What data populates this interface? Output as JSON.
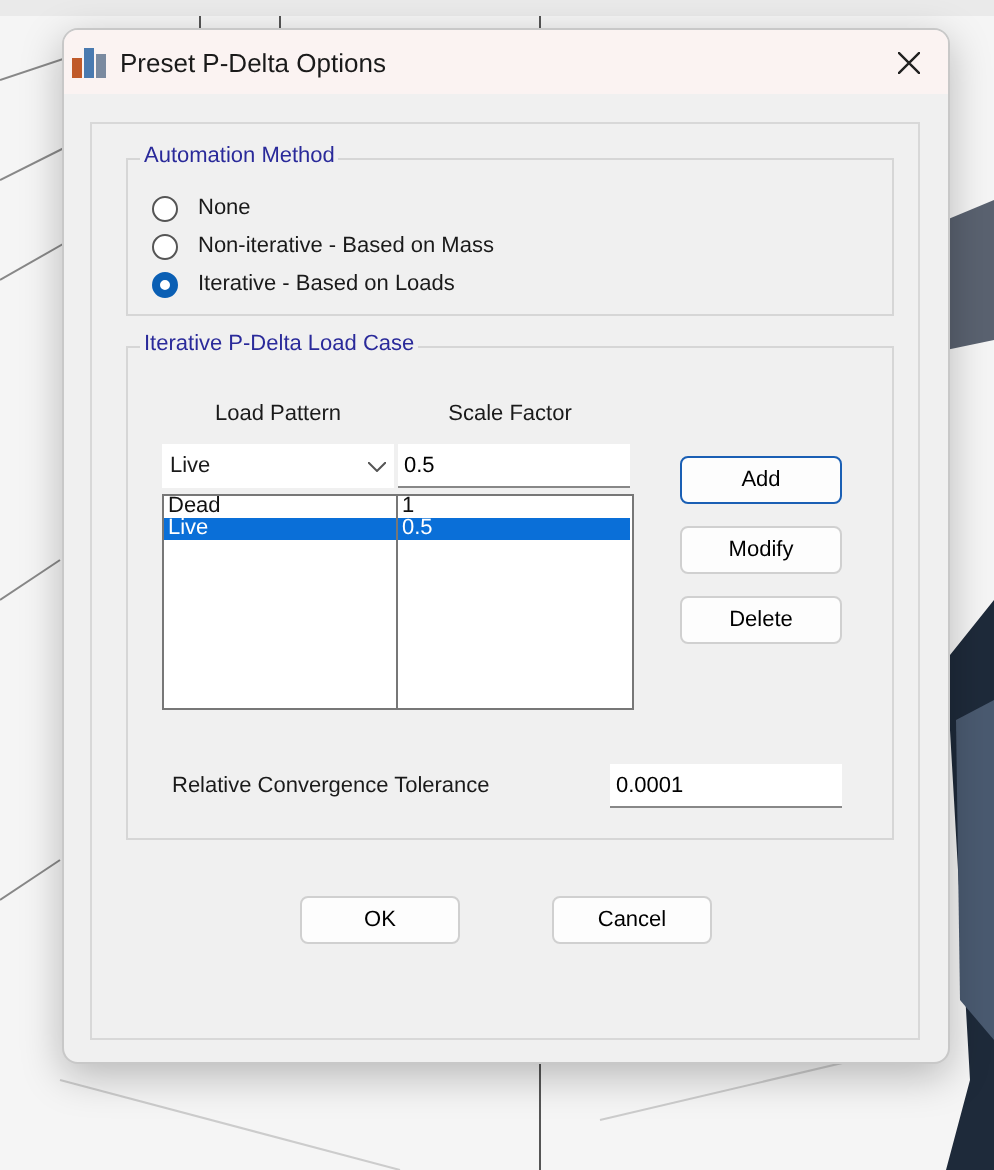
{
  "window": {
    "title": "Preset P-Delta Options"
  },
  "automation_method": {
    "title": "Automation Method",
    "options": [
      {
        "label": "None",
        "selected": false
      },
      {
        "label": "Non-iterative - Based on Mass",
        "selected": false
      },
      {
        "label": "Iterative - Based on Loads",
        "selected": true
      }
    ]
  },
  "load_case": {
    "title": "Iterative P-Delta Load Case",
    "columns": [
      "Load Pattern",
      "Scale Factor"
    ],
    "load_pattern": {
      "value": "Live"
    },
    "scale_factor": {
      "value": "0.5"
    },
    "rows": [
      {
        "pattern": "Dead",
        "factor": "1",
        "selected": false
      },
      {
        "pattern": "Live",
        "factor": "0.5",
        "selected": true
      }
    ],
    "buttons": [
      {
        "label": "Add",
        "focused": true
      },
      {
        "label": "Modify",
        "focused": false
      },
      {
        "label": "Delete",
        "focused": false
      }
    ],
    "tolerance": {
      "label": "Relative Convergence Tolerance",
      "value": "0.0001"
    }
  },
  "buttons": [
    "OK",
    "Cancel"
  ]
}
┄┄┄┄┄┄┄┄┄┄
• _Problem_
Restate the records word for word, omitting images.

• _Answer in full_
What data populates this interface? Output as JSON.
{
  "window": {
    "title": "Preset P-Delta Options"
  },
  "automation_method": {
    "title": "Automation Method",
    "options": [
      {
        "label": "None",
        "selected": false
      },
      {
        "label": "Non-iterative - Based on Mass",
        "selected": false
      },
      {
        "label": "Iterative - Based on Loads",
        "selected": true
      }
    ]
  },
  "load_case": {
    "title": "Iterative P-Delta Load Case",
    "columns": [
      "Load Pattern",
      "Scale Factor"
    ],
    "load_pattern": {
      "value": "Live"
    },
    "scale_factor": {
      "value": "0.5"
    },
    "rows": [
      {
        "pattern": "Dead",
        "factor": "1",
        "selected": false
      },
      {
        "pattern": "Live",
        "factor": "0.5",
        "selected": true
      }
    ],
    "buttons": [
      {
        "label": "Add",
        "focused": true
      },
      {
        "label": "Modify",
        "focused": false
      },
      {
        "label": "Delete",
        "focused": false
      }
    ],
    "tolerance": {
      "label": "Relative Convergence Tolerance",
      "value": "0.0001"
    }
  },
  "buttons": [
    "OK",
    "Cancel"
  ]
}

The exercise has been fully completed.